TEXTO DE PARTIDA:
Pero no es solo una cuestión de estructura universitaria, entre los propios investigadores y docentes suele verse la divulgación como pérdida de tiempo. No aporta currículum ni prestigio, y es verdad que el tiempo dedicado a la divulgación es tiempo perdido para creación de nuevo conocimiento. Además, el propio sistema de contrataciones y ascensos exige una ingente producción académica que deja muy poco margen a todo aquello que se salga de la investigación-publicación y horas de docencia. Por esto, esa labor de difusión de la información debería producirse desde la propia universidad, los departamentos deberían buscar la manera de construir espacios, quizás en combinación con el alumnado de máster, para su difusión a un público más amplio. Hoy en día disponemos de las herramientas necesarias para poder hacerlo sin demasiados esfuerzos.

FRAGMENTOS DE DATOS:

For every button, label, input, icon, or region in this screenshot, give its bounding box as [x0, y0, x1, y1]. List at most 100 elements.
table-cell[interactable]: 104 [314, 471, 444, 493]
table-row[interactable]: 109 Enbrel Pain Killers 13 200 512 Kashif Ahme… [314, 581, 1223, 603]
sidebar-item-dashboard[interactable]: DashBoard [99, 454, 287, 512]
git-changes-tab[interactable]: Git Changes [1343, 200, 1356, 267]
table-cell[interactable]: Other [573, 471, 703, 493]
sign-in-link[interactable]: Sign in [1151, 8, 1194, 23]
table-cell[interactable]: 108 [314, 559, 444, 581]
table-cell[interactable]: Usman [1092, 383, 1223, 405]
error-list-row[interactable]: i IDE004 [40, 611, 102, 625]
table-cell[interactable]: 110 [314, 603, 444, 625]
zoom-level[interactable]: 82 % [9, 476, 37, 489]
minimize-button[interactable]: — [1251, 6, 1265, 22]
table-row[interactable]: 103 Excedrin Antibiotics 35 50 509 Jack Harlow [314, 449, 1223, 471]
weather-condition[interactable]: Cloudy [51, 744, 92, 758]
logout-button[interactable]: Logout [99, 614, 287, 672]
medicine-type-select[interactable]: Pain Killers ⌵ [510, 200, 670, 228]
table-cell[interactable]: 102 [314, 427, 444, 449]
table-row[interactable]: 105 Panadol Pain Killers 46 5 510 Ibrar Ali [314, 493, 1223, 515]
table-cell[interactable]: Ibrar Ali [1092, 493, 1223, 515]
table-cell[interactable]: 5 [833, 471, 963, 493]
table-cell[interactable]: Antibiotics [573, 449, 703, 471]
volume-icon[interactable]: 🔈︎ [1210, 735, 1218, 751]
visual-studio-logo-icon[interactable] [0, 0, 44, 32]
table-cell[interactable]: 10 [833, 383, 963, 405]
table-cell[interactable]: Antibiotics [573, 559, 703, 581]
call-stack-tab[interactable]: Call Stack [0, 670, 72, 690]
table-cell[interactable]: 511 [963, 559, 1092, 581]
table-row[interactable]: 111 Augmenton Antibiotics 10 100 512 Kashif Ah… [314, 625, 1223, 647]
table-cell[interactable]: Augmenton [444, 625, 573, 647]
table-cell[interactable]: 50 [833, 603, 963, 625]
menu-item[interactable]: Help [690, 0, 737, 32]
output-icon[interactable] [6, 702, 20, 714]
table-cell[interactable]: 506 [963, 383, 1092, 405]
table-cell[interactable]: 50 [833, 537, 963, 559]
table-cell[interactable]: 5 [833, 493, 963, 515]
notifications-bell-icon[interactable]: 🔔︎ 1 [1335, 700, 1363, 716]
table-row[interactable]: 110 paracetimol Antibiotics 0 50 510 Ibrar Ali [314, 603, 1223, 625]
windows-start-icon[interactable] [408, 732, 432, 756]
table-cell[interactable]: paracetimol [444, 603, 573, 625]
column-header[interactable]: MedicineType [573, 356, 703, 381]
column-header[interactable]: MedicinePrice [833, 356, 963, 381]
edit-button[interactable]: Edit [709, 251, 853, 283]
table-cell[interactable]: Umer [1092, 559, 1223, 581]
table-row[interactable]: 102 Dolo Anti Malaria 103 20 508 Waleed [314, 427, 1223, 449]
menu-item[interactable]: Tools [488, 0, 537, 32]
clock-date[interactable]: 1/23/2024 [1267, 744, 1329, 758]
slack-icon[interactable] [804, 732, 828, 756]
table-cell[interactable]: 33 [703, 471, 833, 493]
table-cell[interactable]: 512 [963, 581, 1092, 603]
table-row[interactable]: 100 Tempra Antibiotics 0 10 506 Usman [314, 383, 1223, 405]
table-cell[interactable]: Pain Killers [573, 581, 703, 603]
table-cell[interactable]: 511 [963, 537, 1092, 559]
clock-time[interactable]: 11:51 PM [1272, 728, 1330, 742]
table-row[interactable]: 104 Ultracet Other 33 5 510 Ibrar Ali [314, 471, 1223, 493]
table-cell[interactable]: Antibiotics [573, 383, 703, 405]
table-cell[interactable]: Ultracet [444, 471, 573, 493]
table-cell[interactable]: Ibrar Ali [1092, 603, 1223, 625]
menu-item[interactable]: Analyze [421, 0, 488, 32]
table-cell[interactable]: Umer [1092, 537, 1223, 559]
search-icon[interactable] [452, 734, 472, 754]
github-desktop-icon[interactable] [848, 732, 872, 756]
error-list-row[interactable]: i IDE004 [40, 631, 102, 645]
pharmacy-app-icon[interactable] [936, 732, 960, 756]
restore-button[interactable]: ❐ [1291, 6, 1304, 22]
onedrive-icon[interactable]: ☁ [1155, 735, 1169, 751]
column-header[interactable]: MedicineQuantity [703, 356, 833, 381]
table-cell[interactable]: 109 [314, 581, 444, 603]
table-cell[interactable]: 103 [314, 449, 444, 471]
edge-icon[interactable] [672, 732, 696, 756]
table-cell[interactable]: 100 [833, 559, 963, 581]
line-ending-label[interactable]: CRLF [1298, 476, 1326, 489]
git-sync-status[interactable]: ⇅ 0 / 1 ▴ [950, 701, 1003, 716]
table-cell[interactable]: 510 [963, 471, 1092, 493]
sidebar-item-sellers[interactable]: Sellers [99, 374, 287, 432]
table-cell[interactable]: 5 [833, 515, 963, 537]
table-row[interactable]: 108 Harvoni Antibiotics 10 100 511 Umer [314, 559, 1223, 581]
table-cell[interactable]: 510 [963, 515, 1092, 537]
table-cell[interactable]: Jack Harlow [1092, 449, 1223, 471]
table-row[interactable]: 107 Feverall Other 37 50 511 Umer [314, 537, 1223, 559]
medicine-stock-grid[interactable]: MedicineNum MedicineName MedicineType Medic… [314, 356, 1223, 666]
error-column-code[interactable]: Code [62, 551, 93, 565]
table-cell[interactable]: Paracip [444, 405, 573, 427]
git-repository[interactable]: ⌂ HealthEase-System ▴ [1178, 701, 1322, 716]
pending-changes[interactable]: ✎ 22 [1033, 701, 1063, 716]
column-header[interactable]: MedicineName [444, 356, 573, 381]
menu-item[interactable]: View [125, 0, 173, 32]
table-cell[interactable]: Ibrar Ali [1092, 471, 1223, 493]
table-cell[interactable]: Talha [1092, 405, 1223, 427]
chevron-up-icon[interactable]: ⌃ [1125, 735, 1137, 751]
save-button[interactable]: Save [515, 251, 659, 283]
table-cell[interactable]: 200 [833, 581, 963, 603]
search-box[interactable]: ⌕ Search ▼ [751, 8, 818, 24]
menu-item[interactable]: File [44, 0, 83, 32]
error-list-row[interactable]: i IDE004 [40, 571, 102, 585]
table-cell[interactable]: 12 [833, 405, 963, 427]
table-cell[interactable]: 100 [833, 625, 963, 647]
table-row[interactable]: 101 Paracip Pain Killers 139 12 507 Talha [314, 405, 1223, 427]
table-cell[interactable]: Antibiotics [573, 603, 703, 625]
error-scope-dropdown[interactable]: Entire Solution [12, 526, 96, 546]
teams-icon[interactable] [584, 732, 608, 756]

EJERCICIOS PROPUESTOS:
(1) Responde a estas preguntas sobre el texto sobre la divulgación:
(a) ¿Qué dos cosas no aporta la divulgación?
(b) ¿Qué exige el sistema de contrataciones y ascensos?
(c) ¿Con quién podrían combinarse los departamentos para construir espacios de difusión?
(2) Retoma el texto sobre la divulgación a partir de su última oración y escribe un párrafo breve que lo continúe.
Las filas provienen de una fuente distinta a la del texto sobre la divulgación.

RESPUESTAS POR EJERCICIO:
(1)
(a) Currículum y prestigio.
(b) Una ingente producción académica.
(c) Con el alumnado de máster.

(2)
Un ejemplo de fácil difusión es el podcast. Cada vez están adquiriendo más relevancia aquellos que se centran en cuestiones específicas, que además suelen tener una sorprendente buena acogida entre el público, incluso aquellos que abordan los temas en gran profundidad. Imaginad lo sencillo que sería desde una facultad de letras ofrecer a investigadores, tanto a titulares como a aquellos en proceso formativo, o incluso a alumnado de máster, un espacio para hablar de sus trabajos. Sería una manera tremendamente sencilla de ofrecer un altavoz a la producción, tanto para las recientes investigaciones como para los trabajos del alumnado, que, si bien serían más recopilatorios, no dejan de ser en muchos casos trabajos de calidad que recogen una gran cantidad de bibliografía. Para ámbitos como la historia o la historia del arte esta posibilidad resulta realmente sugerente. Por no hablar de las múltiples conferencias universitarias que no salen de pequeñas aulas y que encontrarían en este sistema un magnífico altavoz.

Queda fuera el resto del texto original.